- _Exercise prompt_: Output the entries verbatim, including every line.
Begin
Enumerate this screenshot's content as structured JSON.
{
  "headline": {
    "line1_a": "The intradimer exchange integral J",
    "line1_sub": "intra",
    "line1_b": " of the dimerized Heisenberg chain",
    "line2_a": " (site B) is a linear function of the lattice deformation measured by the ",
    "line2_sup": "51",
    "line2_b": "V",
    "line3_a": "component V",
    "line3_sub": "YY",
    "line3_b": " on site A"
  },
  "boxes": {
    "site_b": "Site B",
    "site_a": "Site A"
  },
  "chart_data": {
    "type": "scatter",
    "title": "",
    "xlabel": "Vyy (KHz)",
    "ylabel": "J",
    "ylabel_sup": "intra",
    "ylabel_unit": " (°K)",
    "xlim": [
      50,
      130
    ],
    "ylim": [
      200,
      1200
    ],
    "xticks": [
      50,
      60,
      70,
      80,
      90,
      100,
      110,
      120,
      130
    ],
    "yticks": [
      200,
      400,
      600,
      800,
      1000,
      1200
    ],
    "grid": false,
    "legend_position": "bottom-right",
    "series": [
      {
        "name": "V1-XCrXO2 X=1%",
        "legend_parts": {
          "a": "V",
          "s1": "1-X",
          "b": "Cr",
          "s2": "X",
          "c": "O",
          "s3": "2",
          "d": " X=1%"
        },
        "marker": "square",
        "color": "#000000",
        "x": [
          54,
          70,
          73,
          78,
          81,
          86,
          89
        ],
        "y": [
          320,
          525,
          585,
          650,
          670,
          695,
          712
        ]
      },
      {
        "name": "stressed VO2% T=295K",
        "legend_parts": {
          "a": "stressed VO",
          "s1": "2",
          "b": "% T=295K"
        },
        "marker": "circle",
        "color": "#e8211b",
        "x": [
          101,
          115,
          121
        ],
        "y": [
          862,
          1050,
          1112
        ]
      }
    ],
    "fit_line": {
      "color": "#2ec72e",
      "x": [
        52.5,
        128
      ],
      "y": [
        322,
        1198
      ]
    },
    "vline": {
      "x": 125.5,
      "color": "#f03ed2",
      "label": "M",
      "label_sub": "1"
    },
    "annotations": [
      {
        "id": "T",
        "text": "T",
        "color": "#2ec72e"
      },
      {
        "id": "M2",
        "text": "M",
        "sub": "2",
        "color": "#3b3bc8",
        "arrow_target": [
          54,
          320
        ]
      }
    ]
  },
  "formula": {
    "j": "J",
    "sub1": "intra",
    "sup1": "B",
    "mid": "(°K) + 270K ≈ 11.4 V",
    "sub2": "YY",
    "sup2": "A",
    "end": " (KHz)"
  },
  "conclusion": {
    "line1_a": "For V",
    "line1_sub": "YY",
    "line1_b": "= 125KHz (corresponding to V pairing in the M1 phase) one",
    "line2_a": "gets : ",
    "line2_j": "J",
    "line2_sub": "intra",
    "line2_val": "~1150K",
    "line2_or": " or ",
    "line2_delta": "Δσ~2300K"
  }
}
End
- _Output for this exercise_:
Enumerate this screenshot's content as structured JSON.
{
  "headline": {
    "line1_a": "The intradimer exchange integral J",
    "line1_sub": "intra",
    "line1_b": " of the dimerized Heisenberg chain",
    "line2_a": " (site B) is a linear function of the lattice deformation measured by the ",
    "line2_sup": "51",
    "line2_b": "V",
    "line3_a": "component V",
    "line3_sub": "YY",
    "line3_b": " on site A"
  },
  "boxes": {
    "site_b": "Site B",
    "site_a": "Site A"
  },
  "chart_data": {
    "type": "scatter",
    "title": "",
    "xlabel": "Vyy (KHz)",
    "ylabel": "J",
    "ylabel_sup": "intra",
    "ylabel_unit": " (°K)",
    "xlim": [
      50,
      130
    ],
    "ylim": [
      200,
      1200
    ],
    "xticks": [
      50,
      60,
      70,
      80,
      90,
      100,
      110,
      120,
      130
    ],
    "yticks": [
      200,
      400,
      600,
      800,
      1000,
      1200
    ],
    "grid": false,
    "legend_position": "bottom-right",
    "series": [
      {
        "name": "V1-XCrXO2 X=1%",
        "legend_parts": {
          "a": "V",
          "s1": "1-X",
          "b": "Cr",
          "s2": "X",
          "c": "O",
          "s3": "2",
          "d": " X=1%"
        },
        "marker": "square",
        "color": "#000000",
        "x": [
          54,
          70,
          73,
          78,
          81,
          86,
          89
        ],
        "y": [
          320,
          525,
          585,
          650,
          670,
          695,
          712
        ]
      },
      {
        "name": "stressed VO2% T=295K",
        "legend_parts": {
          "a": "stressed VO",
          "s1": "2",
          "b": "% T=295K"
        },
        "marker": "circle",
        "color": "#e8211b",
        "x": [
          101,
          115,
          121
        ],
        "y": [
          862,
          1050,
          1112
        ]
      }
    ],
    "fit_line": {
      "color": "#2ec72e",
      "x": [
        52.5,
        128
      ],
      "y": [
        322,
        1198
      ]
    },
    "vline": {
      "x": 125.5,
      "color": "#f03ed2",
      "label": "M",
      "label_sub": "1"
    },
    "annotations": [
      {
        "id": "T",
        "text": "T",
        "color": "#2ec72e"
      },
      {
        "id": "M2",
        "text": "M",
        "sub": "2",
        "color": "#3b3bc8",
        "arrow_target": [
          54,
          320
        ]
      }
    ]
  },
  "formula": {
    "j": "J",
    "sub1": "intra",
    "sup1": "B",
    "mid": "(°K) + 270K ≈ 11.4 V",
    "sub2": "YY",
    "sup2": "A",
    "end": " (KHz)"
  },
  "conclusion": {
    "line1_a": "For V",
    "line1_sub": "YY",
    "line1_b": "= 125KHz (corresponding to V pairing in the M1 phase) one",
    "line2_a": "gets : ",
    "line2_j": "J",
    "line2_sub": "intra",
    "line2_val": "~1150K",
    "line2_or": " or ",
    "line2_delta": "Δσ~2300K"
  }
}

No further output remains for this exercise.